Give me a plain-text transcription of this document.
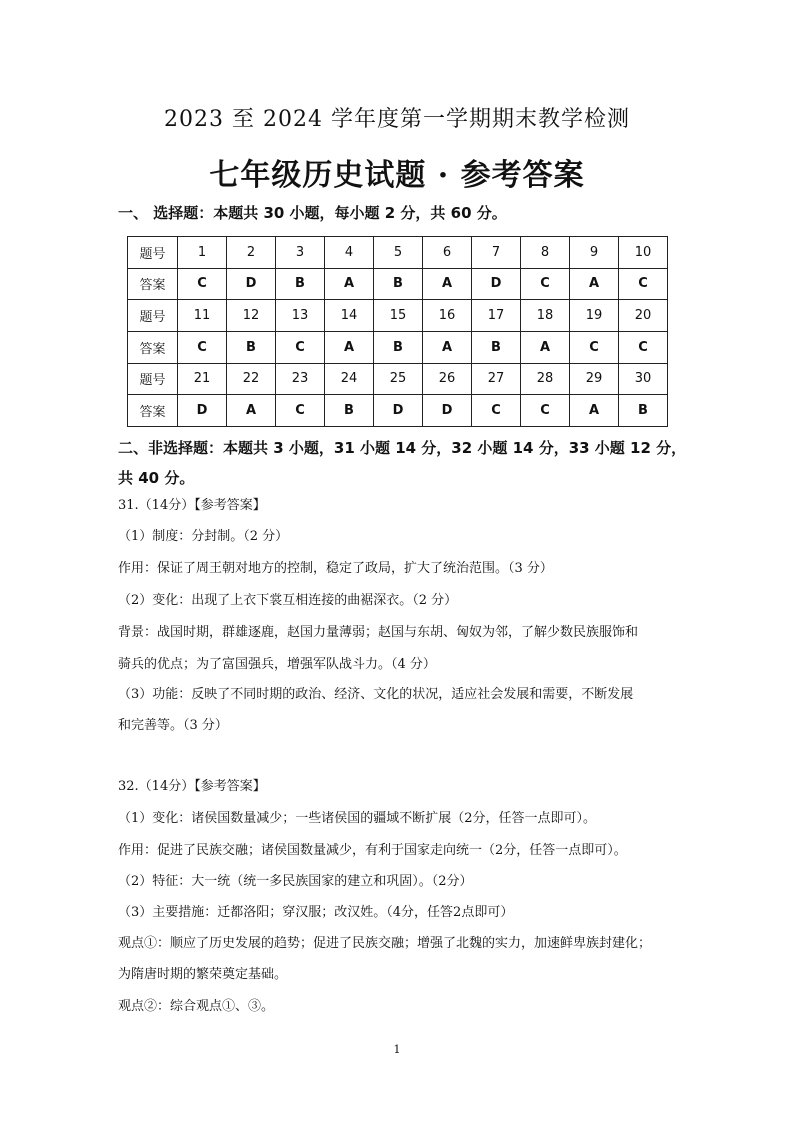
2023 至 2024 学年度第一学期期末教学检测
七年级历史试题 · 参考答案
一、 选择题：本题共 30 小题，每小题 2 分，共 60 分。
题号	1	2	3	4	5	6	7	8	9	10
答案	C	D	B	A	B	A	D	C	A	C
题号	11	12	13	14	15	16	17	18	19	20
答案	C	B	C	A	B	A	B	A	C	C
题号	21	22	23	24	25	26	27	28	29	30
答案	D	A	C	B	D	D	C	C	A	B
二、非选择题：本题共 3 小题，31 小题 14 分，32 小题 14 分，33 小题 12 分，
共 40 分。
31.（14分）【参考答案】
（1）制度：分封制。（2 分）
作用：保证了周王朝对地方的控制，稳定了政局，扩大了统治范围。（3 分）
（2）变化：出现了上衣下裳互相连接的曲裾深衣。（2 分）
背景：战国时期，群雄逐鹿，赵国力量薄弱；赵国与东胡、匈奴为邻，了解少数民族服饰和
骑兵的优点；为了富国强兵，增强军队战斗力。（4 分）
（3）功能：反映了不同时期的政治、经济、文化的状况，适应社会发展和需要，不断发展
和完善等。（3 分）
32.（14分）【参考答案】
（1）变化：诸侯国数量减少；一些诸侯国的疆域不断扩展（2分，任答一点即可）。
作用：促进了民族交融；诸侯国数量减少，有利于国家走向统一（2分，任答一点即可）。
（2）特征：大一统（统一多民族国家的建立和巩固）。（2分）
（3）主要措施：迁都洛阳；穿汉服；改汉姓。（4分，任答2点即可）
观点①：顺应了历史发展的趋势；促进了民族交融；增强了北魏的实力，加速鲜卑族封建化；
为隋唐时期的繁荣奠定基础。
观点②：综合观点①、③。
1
==
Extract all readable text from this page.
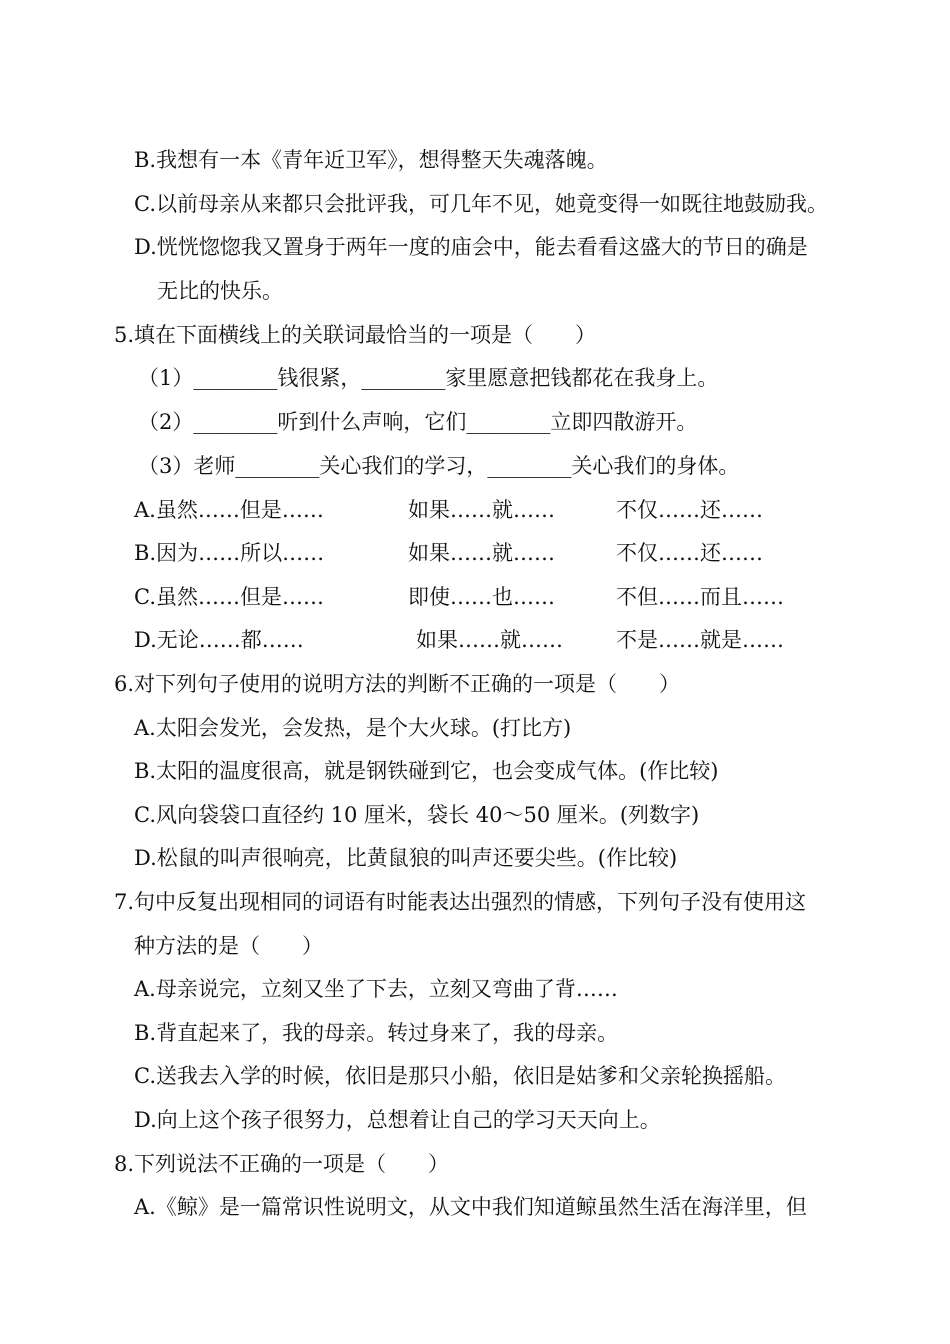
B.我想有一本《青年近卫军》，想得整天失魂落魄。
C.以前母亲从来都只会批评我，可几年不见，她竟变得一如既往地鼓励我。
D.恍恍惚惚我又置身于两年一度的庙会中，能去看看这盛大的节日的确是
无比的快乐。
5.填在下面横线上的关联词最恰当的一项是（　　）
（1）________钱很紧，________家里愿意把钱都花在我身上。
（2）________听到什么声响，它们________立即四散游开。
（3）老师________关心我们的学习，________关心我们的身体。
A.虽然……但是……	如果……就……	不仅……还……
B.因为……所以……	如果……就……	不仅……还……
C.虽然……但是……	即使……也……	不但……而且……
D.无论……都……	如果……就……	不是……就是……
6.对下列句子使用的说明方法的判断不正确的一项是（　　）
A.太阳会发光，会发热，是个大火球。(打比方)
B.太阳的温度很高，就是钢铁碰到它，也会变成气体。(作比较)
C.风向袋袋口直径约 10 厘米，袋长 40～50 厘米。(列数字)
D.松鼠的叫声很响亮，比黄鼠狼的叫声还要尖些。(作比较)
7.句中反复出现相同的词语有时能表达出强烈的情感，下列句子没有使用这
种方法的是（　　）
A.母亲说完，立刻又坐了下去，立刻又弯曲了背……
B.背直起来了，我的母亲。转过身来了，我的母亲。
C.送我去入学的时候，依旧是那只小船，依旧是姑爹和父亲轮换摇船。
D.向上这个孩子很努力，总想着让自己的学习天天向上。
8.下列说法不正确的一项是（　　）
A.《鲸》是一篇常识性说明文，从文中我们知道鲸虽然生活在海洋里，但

**Problem to solve**
Show every line in the entries where the string "text" occurs.

**Answer to the exercise**
Give me a plain-text transcription of this document.
Extract all readable text from this page.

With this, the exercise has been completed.